What this task involves
In your copy, include every line of the listing below exactly but none of the pictures.

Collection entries
● ● ● ● ●

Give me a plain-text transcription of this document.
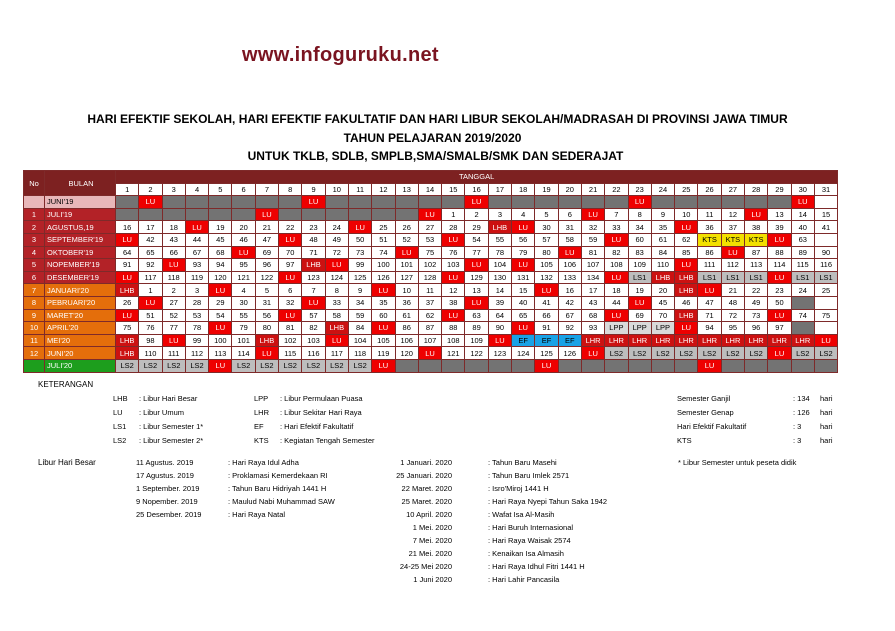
www.infoguruku.net
HARI EFEKTIF SEKOLAH, HARI EFEKTIF FAKULTATIF DAN HARI LIBUR SEKOLAH/MADRASAH DI PROVINSI JAWA TIMUR
TAHUN PELAJARAN 2019/2020
UNTUK TKLB, SDLB, SMPLB,SMA/SMALB/SMK DAN SEDERAJAT
No	BULAN	TANGGAL																														
		1	2	3	4	5	6	7	8	9	10	11	12	13	14	15	16	17	18	19	20	21	22	23	24	25	26	27	28	29	30	31
	JUNI'19		LU							LU							LU							LU							LU	
1	JULI'19							LU							LU	1	2	3	4	5	6	LU	7	8	9	10	11	12	LU	13	14	15
2	AGUSTUS,19	16	17	18	LU	19	20	21	22	23	24	LU	25	26	27	28	29	LHB	LU	30	31	32	33	34	35	LU	36	37	38	39	40	41
3	SEPTEMBER'19	LU	42	43	44	45	46	47	LU	48	49	50	51	52	53	LU	54	55	56	57	58	59	LU	60	61	62	KTS	KTS	KTS	LU	63	
4	OKTOBER'19	64	65	66	67	68	LU	69	70	71	72	73	74	LU	75	76	77	78	79	80	LU	81	82	83	84	85	86	LU	87	88	89	90
5	NOPEMBER'19	91	92	LU	93	94	95	96	97	LHB	LU	99	100	101	102	103	LU	104	LU	105	106	107	108	109	110	LU	111	112	113	114	115	116
6	DESEMBER'19	LU	117	118	119	120	121	122	LU	123	124	125	126	127	128	LU	129	130	131	132	133	134	LU	LS1	LHB	LHB	LS1	LS1	LS1	LU	LS1	LS1
7	JANUARI'20	LHB	1	2	3	LU	4	5	6	7	8	9	LU	10	11	12	13	14	15	LU	16	17	18	19	20	LHB	LU	21	22	23	24	25
8	PEBRUARI'20	26	LU	27	28	29	30	31	32	LU	33	34	35	36	37	38	LU	39	40	41	42	43	44	LU	45	46	47	48	49	50		
9	MARET'20	LU	51	52	53	54	55	56	LU	57	58	59	60	61	62	LU	63	64	65	66	67	68	LU	69	70	LHB	71	72	73	LU	74	75
10	APRIL'20	75	76	77	78	LU	79	80	81	82	LHB	84	LU	86	87	88	89	90	LU	91	92	93	LPP	LPP	LPP	LU	94	95	96	97		
11	MEI'20	LHB	98	LU	99	100	101	LHB	102	103	LU	104	105	106	107	108	109	LU	EF	EF	EF	LHR	LHR	LHR	LHR	LHR	LHR	LHR	LHR	LHR	LHR	LU
12	JUNI'20	LHB	110	111	112	113	114	LU	115	116	117	118	119	120	LU	121	122	123	124	125	126	LU	LS2	LS2	LS2	LS2	LS2	LS2	LS2	LU	LS2	LS2
	JULI'20	LS2	LS2	LS2	LS2	LU	LS2	LS2	LS2	LS2	LS2	LS2	LU							LU							LU					
KETERANGAN
LHB : Libur Hari Besar
LU : Libur Umum
LS1 : Libur Semester 1*
LS2 : Libur Semester 2*
LPP : Libur Permulaan Puasa
LHR : Libur Sekitar Hari Raya
EF : Hari Efektif Fakultatif
KTS : Kegiatan Tengah Semester
Semester Ganjil	: 134 hari
Semester Genap	: 126 hari
Hari Efektif Fakultatif	: 3 hari
KTS	: 3 hari
Libur Hari Besar	11 Agustus. 2019	: Hari Raya Idul Adha
17 Agustus. 2019	: Proklamasi Kemerdekaan RI
1 September. 2019	: Tahun Baru Hidriyah 1441 H
9 Nopember. 2019	: Maulud Nabi Muhammad SAW
25 Desember. 2019	: Hari Raya Natal
1 Januari. 2020	: Tahun Baru Masehi
25 Januari. 2020	: Tahun Baru Imlek 2571
22 Maret. 2020	: Isro'Miroj 1441 H
25 Maret. 2020	: Hari Raya Nyepi Tahun Saka 1942
10 April. 2020	: Wafat Isa Al-Masih
1 Mei. 2020	: Hari Buruh Internasional
7 Mei. 2020	: Hari Raya Waisak 2574
21 Mei. 2020	: Kenaikan Isa Almasih
24-25 Mei 2020	: Hari Raya Idhul Fitri 1441 H
1 Juni 2020	: Hari Lahir Pancasila
* Libur Semester untuk peseta didik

● ● ● ● ●

Answer to the problem
Give me a plain-text transcription of this document.
www.infoguruku.net
HARI EFEKTIF SEKOLAH, HARI EFEKTIF FAKULTATIF DAN HARI LIBUR SEKOLAH/MADRASAH DI PROVINSI JAWA TIMUR
TAHUN PELAJARAN 2019/2020
UNTUK TKLB, SDLB, SMPLB,SMA/SMALB/SMK DAN SEDERAJAT
No	BULAN	TANGGAL																														
		1	2	3	4	5	6	7	8	9	10	11	12	13	14	15	16	17	18	19	20	21	22	23	24	25	26	27	28	29	30	31
	JUNI'19		LU							LU							LU							LU							LU	
1	JULI'19							LU							LU	1	2	3	4	5	6	LU	7	8	9	10	11	12	LU	13	14	15
2	AGUSTUS,19	16	17	18	LU	19	20	21	22	23	24	LU	25	26	27	28	29	LHB	LU	30	31	32	33	34	35	LU	36	37	38	39	40	41
3	SEPTEMBER'19	LU	42	43	44	45	46	47	LU	48	49	50	51	52	53	LU	54	55	56	57	58	59	LU	60	61	62	KTS	KTS	KTS	LU	63	
4	OKTOBER'19	64	65	66	67	68	LU	69	70	71	72	73	74	LU	75	76	77	78	79	80	LU	81	82	83	84	85	86	LU	87	88	89	90
5	NOPEMBER'19	91	92	LU	93	94	95	96	97	LHB	LU	99	100	101	102	103	LU	104	LU	105	106	107	108	109	110	LU	111	112	113	114	115	116
6	DESEMBER'19	LU	117	118	119	120	121	122	LU	123	124	125	126	127	128	LU	129	130	131	132	133	134	LU	LS1	LHB	LHB	LS1	LS1	LS1	LU	LS1	LS1
7	JANUARI'20	LHB	1	2	3	LU	4	5	6	7	8	9	LU	10	11	12	13	14	15	LU	16	17	18	19	20	LHB	LU	21	22	23	24	25
8	PEBRUARI'20	26	LU	27	28	29	30	31	32	LU	33	34	35	36	37	38	LU	39	40	41	42	43	44	LU	45	46	47	48	49	50		
9	MARET'20	LU	51	52	53	54	55	56	LU	57	58	59	60	61	62	LU	63	64	65	66	67	68	LU	69	70	LHB	71	72	73	LU	74	75
10	APRIL'20	75	76	77	78	LU	79	80	81	82	LHB	84	LU	86	87	88	89	90	LU	91	92	93	LPP	LPP	LPP	LU	94	95	96	97		
11	MEI'20	LHB	98	LU	99	100	101	LHB	102	103	LU	104	105	106	107	108	109	LU	EF	EF	EF	LHR	LHR	LHR	LHR	LHR	LHR	LHR	LHR	LHR	LHR	LU
12	JUNI'20	LHB	110	111	112	113	114	LU	115	116	117	118	119	120	LU	121	122	123	124	125	126	LU	LS2	LS2	LS2	LS2	LS2	LS2	LS2	LU	LS2	LS2
	JULI'20	LS2	LS2	LS2	LS2	LU	LS2	LS2	LS2	LS2	LS2	LS2	LU							LU							LU					
KETERANGAN
LHB : Libur Hari Besar
LU : Libur Umum
LS1 : Libur Semester 1*
LS2 : Libur Semester 2*
LPP : Libur Permulaan Puasa
LHR : Libur Sekitar Hari Raya
EF : Hari Efektif Fakultatif
KTS : Kegiatan Tengah Semester
Semester Ganjil	: 134 hari
Semester Genap	: 126 hari
Hari Efektif Fakultatif	: 3 hari
KTS	: 3 hari
Libur Hari Besar	11 Agustus. 2019	: Hari Raya Idul Adha
17 Agustus. 2019	: Proklamasi Kemerdekaan RI
1 September. 2019	: Tahun Baru Hidriyah 1441 H
9 Nopember. 2019	: Maulud Nabi Muhammad SAW
25 Desember. 2019	: Hari Raya Natal
1 Januari. 2020	: Tahun Baru Masehi
25 Januari. 2020	: Tahun Baru Imlek 2571
22 Maret. 2020	: Isro'Miroj 1441 H
25 Maret. 2020	: Hari Raya Nyepi Tahun Saka 1942
10 April. 2020	: Wafat Isa Al-Masih
1 Mei. 2020	: Hari Buruh Internasional
7 Mei. 2020	: Hari Raya Waisak 2574
21 Mei. 2020	: Kenaikan Isa Almasih
24-25 Mei 2020	: Hari Raya Idhul Fitri 1441 H
1 Juni 2020	: Hari Lahir Pancasila
* Libur Semester untuk peseta didik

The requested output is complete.